Task directions: Could you write out the records below exactly as they appear, leaving out any pictures?
begin Provided records
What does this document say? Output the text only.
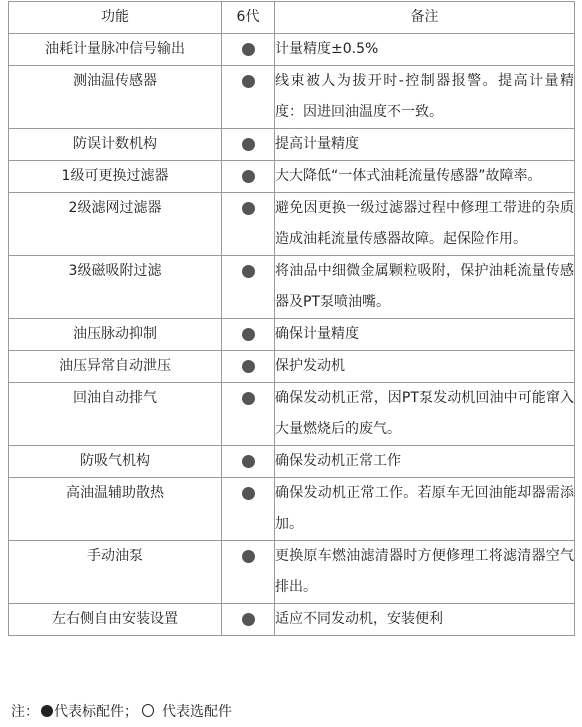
功能	6代	备注
油耗计量脉冲信号输出		计量精度±0.5%
测油温传感器		线束被人为拔开时-控制器报警。提高计量精度：因进回油温度不一致。
防误计数机构		提高计量精度
1级可更换过滤器		大大降低“一体式油耗流量传感器”故障率。
2级滤网过滤器		避免因更换一级过滤器过程中修理工带进的杂质造成油耗流量传感器故障。起保险作用。
3级磁吸附过滤		将油品中细微金属颗粒吸附，保护油耗流量传感器及PT泵喷油嘴。
油压脉动抑制		确保计量精度
油压异常自动泄压		保护发动机
回油自动排气		确保发动机正常，因PT泵发动机回油中可能窜入大量燃烧后的废气。
防吸气机构		确保发动机正常工作
高油温辅助散热		确保发动机正常工作。若原车无回油能却器需添加。
手动油泵		更换原车燃油滤清器时方便修理工将滤清器空气排出。
左右侧自由安装设置		适应不同发动机，安装便利
注： 代表标配件； 代表选配件
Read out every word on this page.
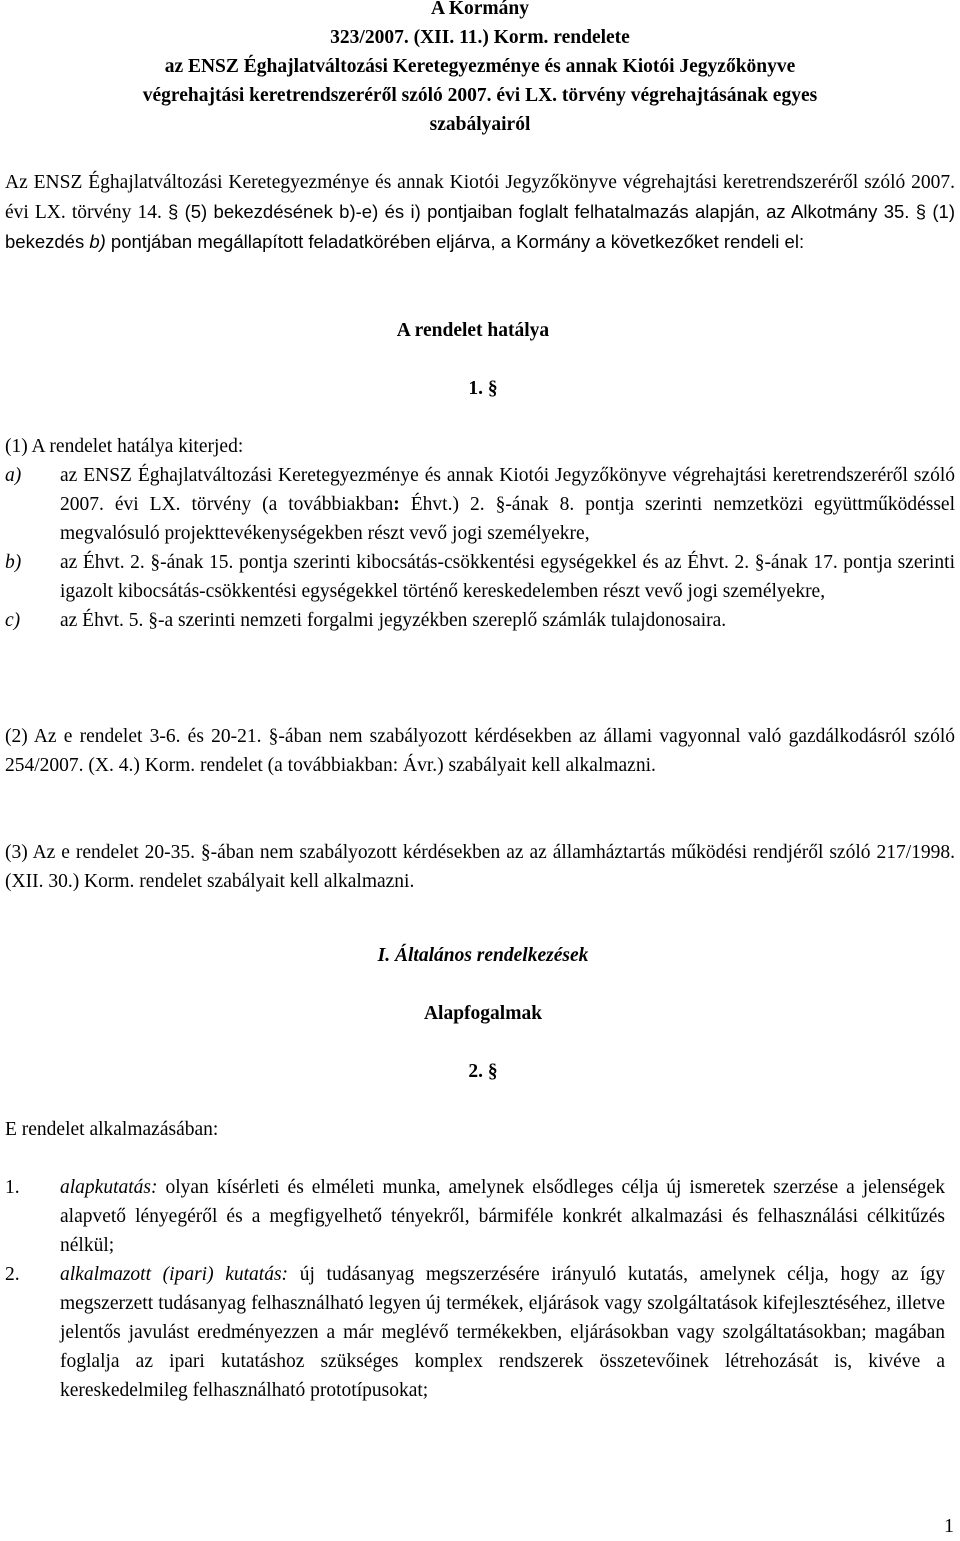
A Kormány
323/2007. (XII. 11.) Korm. rendelete
az ENSZ Éghajlatváltozási Keretegyezménye és annak Kiotói Jegyzőkönyve
végrehajtási keretrendszeréről szóló 2007. évi LX. törvény végrehajtásának egyes
szabályairól
Az ENSZ Éghajlatváltozási Keretegyezménye és annak Kiotói Jegyzőkönyve végrehajtási keretrendszeréről szóló 2007. évi LX. törvény 14. § (5) bekezdésének b)-e) és i) pontjaiban foglalt felhatalmazás alapján, az Alkotmány 35. § (1) bekezdés b) pontjában megállapított feladatkörében eljárva, a Kormány a következőket rendeli el:
A rendelet hatálya
1. §
(1) A rendelet hatálya kiterjed:
a)	az ENSZ Éghajlatváltozási Keretegyezménye és annak Kiotói Jegyzőkönyve végrehajtási keretrendszeréről szóló 2007. évi LX. törvény (a továbbiakban: Éhvt.) 2. §-ának 8. pontja szerinti nemzetközi együttműködéssel megvalósuló projekttevékenységekben részt vevő jogi személyekre,
b)	az Éhvt. 2. §-ának 15. pontja szerinti kibocsátás-csökkentési egységekkel és az Éhvt. 2. §-ának 17. pontja szerinti igazolt kibocsátás-csökkentési egységekkel történő kereskedelemben részt vevő jogi személyekre,
c)	az Éhvt. 5. §-a szerinti nemzeti forgalmi jegyzékben szereplő számlák tulajdonosaira.
(2) Az e rendelet 3-6. és 20-21. §-ában nem szabályozott kérdésekben az állami vagyonnal való gazdálkodásról szóló 254/2007. (X. 4.) Korm. rendelet (a továbbiakban: Ávr.) szabályait kell alkalmazni.
(3) Az e rendelet 20-35. §-ában nem szabályozott kérdésekben az az államháztartás működési rendjéről szóló 217/1998. (XII. 30.) Korm. rendelet szabályait kell alkalmazni.
I. Általános rendelkezések
Alapfogalmak
2. §
E rendelet alkalmazásában:
1.	alapkutatás: olyan kísérleti és elméleti munka, amelynek elsődleges célja új ismeretek szerzése a jelenségek alapvető lényegéről és a megfigyelhető tényekről, bármiféle konkrét alkalmazási és felhasználási célkitűzés nélkül;
2.	alkalmazott (ipari) kutatás: új tudásanyag megszerzésére irányuló kutatás, amelynek célja, hogy az így megszerzett tudásanyag felhasználható legyen új termékek, eljárások vagy szolgáltatások kifejlesztéséhez, illetve jelentős javulást eredményezzen a már meglévő termékekben, eljárásokban vagy szolgáltatásokban; magában foglalja az ipari kutatáshoz szükséges komplex rendszerek összetevőinek létrehozását is, kivéve a kereskedelmileg felhasználható prototípusokat;
1
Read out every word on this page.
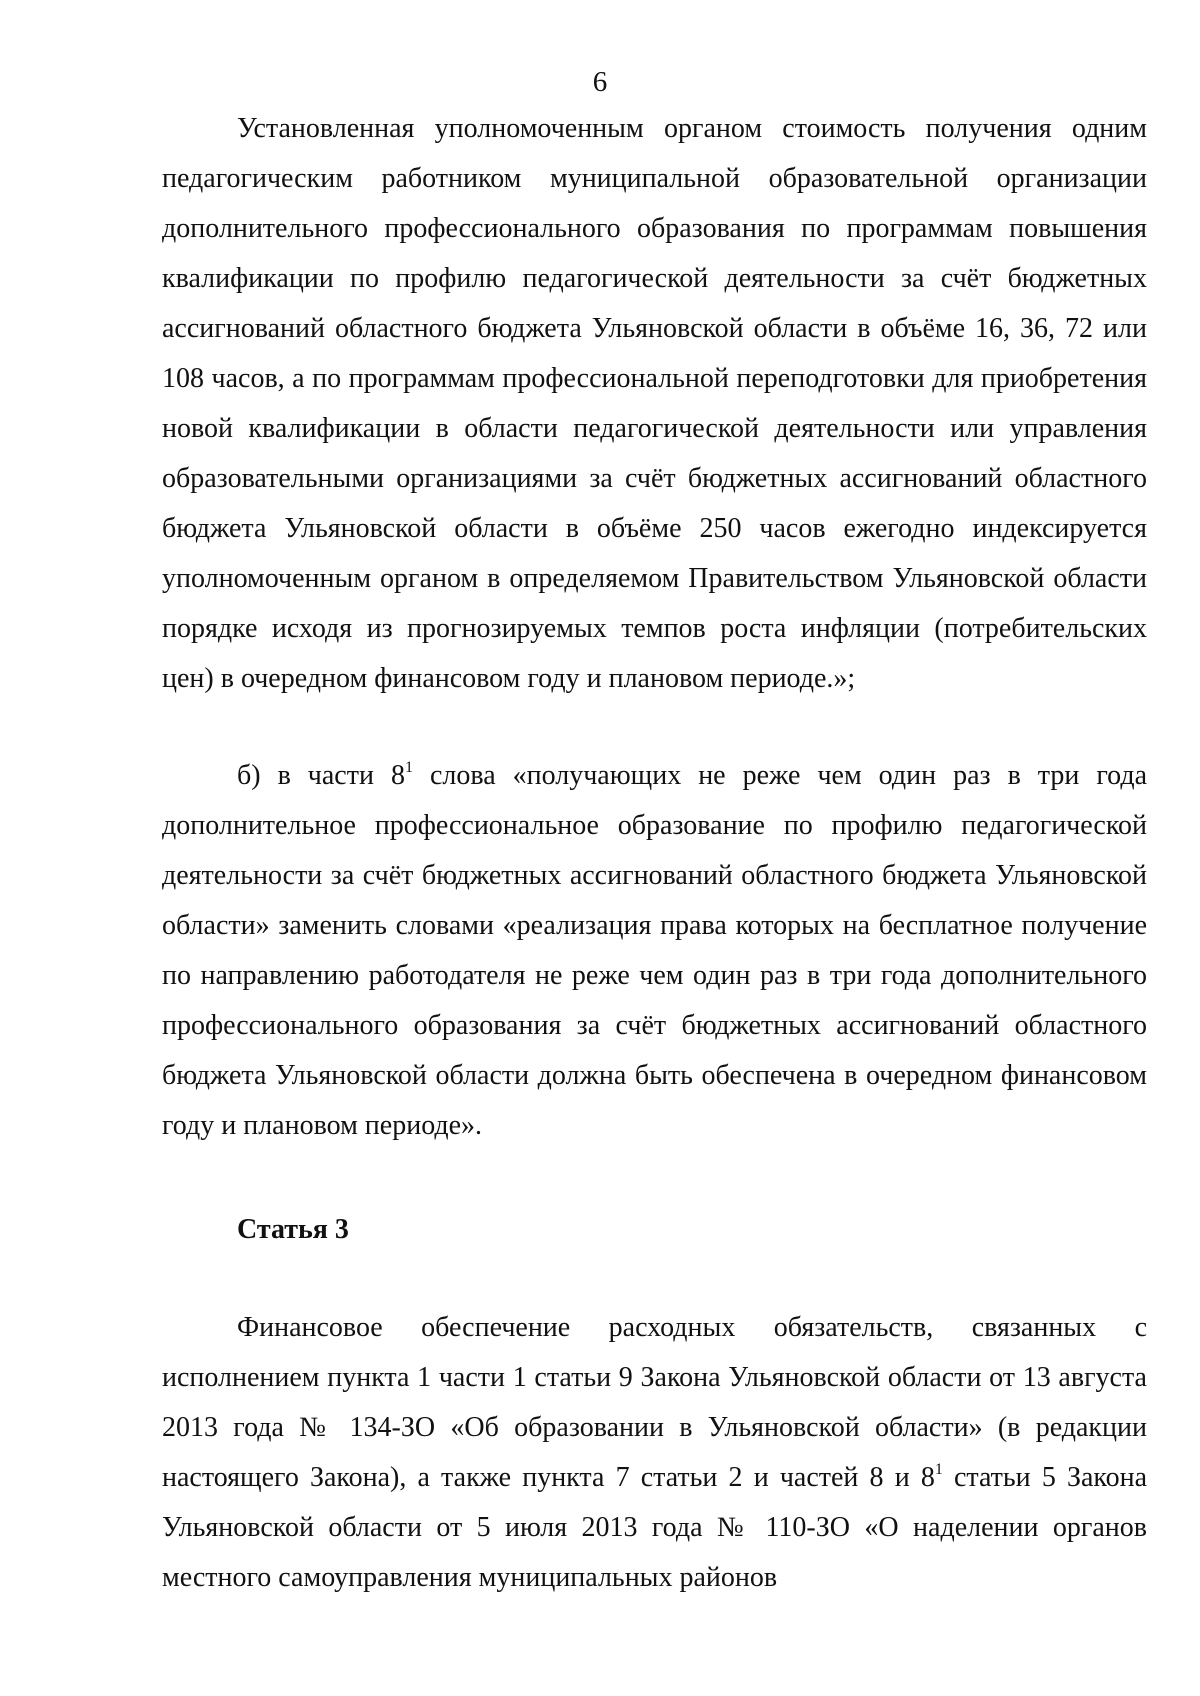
6

Установленная уполномоченным органом стоимость получения одним педагогическим работником муниципальной образовательной организации дополнительного профессионального образования по программам повышения квалификации по профилю педагогической деятельности за счёт бюджетных ассигнований областного бюджета Ульяновской области в объёме 16, 36, 72 или 108 часов, а по программам профессиональной переподготовки для приобретения новой квалификации в области педагогической деятельности или управления образовательными организациями за счёт бюджетных ассигнований областного бюджета Ульяновской области в объёме 250 часов ежегодно индексируется уполномоченным органом в определяемом Правительством Ульяновской области порядке исходя из прогнозируемых темпов роста инфляции (потребительских цен) в очередном финансовом году и плановом периоде.»;

б) в части $8^1$ слова «получающих не реже чем один раз в три года дополнительное профессиональное образование по профилю педагогической деятельности за счёт бюджетных ассигнований областного бюджета Ульяновской области» заменить словами «реализация права которых на бесплатное получение по направлению работодателя не реже чем один раз в три года дополнительного профессионального образования за счёт бюджетных ассигнований областного бюджета Ульяновской области должна быть обеспечена в очередном финансовом году и плановом периоде».

Статья 3

Финансовое обеспечение расходных обязательств, связанных с исполнением пункта 1 части 1 статьи 9 Закона Ульяновской области от 13 августа 2013 года № 134-ЗО «Об образовании в Ульяновской области» (в редакции настоящего Закона), а также пункта 7 статьи 2 и частей 8 и $8^1$ статьи 5 Закона Ульяновской области от 5 июля 2013 года № 110-ЗО «О наделении органов местного самоуправления муниципальных районов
end Provided records
Problem solution:
What does this document say? Output the text only.
功能	6代	备注
油耗计量脉冲信号输出		计量精度±0.5%
测油温传感器		线束被人为拔开时-控制器报警。提高计量精度：因进回油温度不一致。
防误计数机构		提高计量精度
1级可更换过滤器		大大降低“一体式油耗流量传感器”故障率。
2级滤网过滤器		避免因更换一级过滤器过程中修理工带进的杂质造成油耗流量传感器故障。起保险作用。
3级磁吸附过滤		将油品中细微金属颗粒吸附，保护油耗流量传感器及PT泵喷油嘴。
油压脉动抑制		确保计量精度
油压异常自动泄压		保护发动机
回油自动排气		确保发动机正常，因PT泵发动机回油中可能窜入大量燃烧后的废气。
防吸气机构		确保发动机正常工作
高油温辅助散热		确保发动机正常工作。若原车无回油能却器需添加。
手动油泵		更换原车燃油滤清器时方便修理工将滤清器空气排出。
左右侧自由安装设置		适应不同发动机，安装便利
注： 代表标配件； 代表选配件
Read out every word on this page.
A Kormány
323/2007. (XII. 11.) Korm. rendelete
az ENSZ Éghajlatváltozási Keretegyezménye és annak Kiotói Jegyzőkönyve
végrehajtási keretrendszeréről szóló 2007. évi LX. törvény végrehajtásának egyes
szabályairól
Az ENSZ Éghajlatváltozási Keretegyezménye és annak Kiotói Jegyzőkönyve végrehajtási keretrendszeréről szóló 2007. évi LX. törvény 14. § (5) bekezdésének b)-e) és i) pontjaiban foglalt felhatalmazás alapján, az Alkotmány 35. § (1) bekezdés b) pontjában megállapított feladatkörében eljárva, a Kormány a következőket rendeli el:
A rendelet hatálya
1. §
(1) A rendelet hatálya kiterjed:
a)	az ENSZ Éghajlatváltozási Keretegyezménye és annak Kiotói Jegyzőkönyve végrehajtási keretrendszeréről szóló 2007. évi LX. törvény (a továbbiakban: Éhvt.) 2. §-ának 8. pontja szerinti nemzetközi együttműködéssel megvalósuló projekttevékenységekben részt vevő jogi személyekre,
b)	az Éhvt. 2. §-ának 15. pontja szerinti kibocsátás-csökkentési egységekkel és az Éhvt. 2. §-ának 17. pontja szerinti igazolt kibocsátás-csökkentési egységekkel történő kereskedelemben részt vevő jogi személyekre,
c)	az Éhvt. 5. §-a szerinti nemzeti forgalmi jegyzékben szereplő számlák tulajdonosaira.
(2) Az e rendelet 3-6. és 20-21. §-ában nem szabályozott kérdésekben az állami vagyonnal való gazdálkodásról szóló 254/2007. (X. 4.) Korm. rendelet (a továbbiakban: Ávr.) szabályait kell alkalmazni.
(3) Az e rendelet 20-35. §-ában nem szabályozott kérdésekben az az államháztartás működési rendjéről szóló 217/1998. (XII. 30.) Korm. rendelet szabályait kell alkalmazni.
I. Általános rendelkezések
Alapfogalmak
2. §
E rendelet alkalmazásában:
1.	alapkutatás: olyan kísérleti és elméleti munka, amelynek elsődleges célja új ismeretek szerzése a jelenségek alapvető lényegéről és a megfigyelhető tényekről, bármiféle konkrét alkalmazási és felhasználási célkitűzés nélkül;
2.	alkalmazott (ipari) kutatás: új tudásanyag megszerzésére irányuló kutatás, amelynek célja, hogy az így megszerzett tudásanyag felhasználható legyen új termékek, eljárások vagy szolgáltatások kifejlesztéséhez, illetve jelentős javulást eredményezzen a már meglévő termékekben, eljárásokban vagy szolgáltatásokban; magában foglalja az ipari kutatáshoz szükséges komplex rendszerek összetevőinek létrehozását is, kivéve a kereskedelmileg felhasználható prototípusokat;
1
Read out every word on this page.
6

Установленная уполномоченным органом стоимость получения одним педагогическим работником муниципальной образовательной организации дополнительного профессионального образования по программам повышения квалификации по профилю педагогической деятельности за счёт бюджетных ассигнований областного бюджета Ульяновской области в объёме 16, 36, 72 или 108 часов, а по программам профессиональной переподготовки для приобретения новой квалификации в области педагогической деятельности или управления образовательными организациями за счёт бюджетных ассигнований областного бюджета Ульяновской области в объёме 250 часов ежегодно индексируется уполномоченным органом в определяемом Правительством Ульяновской области порядке исходя из прогнозируемых темпов роста инфляции (потребительских цен) в очередном финансовом году и плановом периоде.»;

б) в части $8^1$ слова «получающих не реже чем один раз в три года дополнительное профессиональное образование по профилю педагогической деятельности за счёт бюджетных ассигнований областного бюджета Ульяновской области» заменить словами «реализация права которых на бесплатное получение по направлению работодателя не реже чем один раз в три года дополнительного профессионального образования за счёт бюджетных ассигнований областного бюджета Ульяновской области должна быть обеспечена в очередном финансовом году и плановом периоде».

Статья 3

Финансовое обеспечение расходных обязательств, связанных с исполнением пункта 1 части 1 статьи 9 Закона Ульяновской области от 13 августа 2013 года № 134-ЗО «Об образовании в Ульяновской области» (в редакции настоящего Закона), а также пункта 7 статьи 2 и частей 8 и $8^1$ статьи 5 Закона Ульяновской области от 5 июля 2013 года № 110-ЗО «О наделении органов местного самоуправления муниципальных районов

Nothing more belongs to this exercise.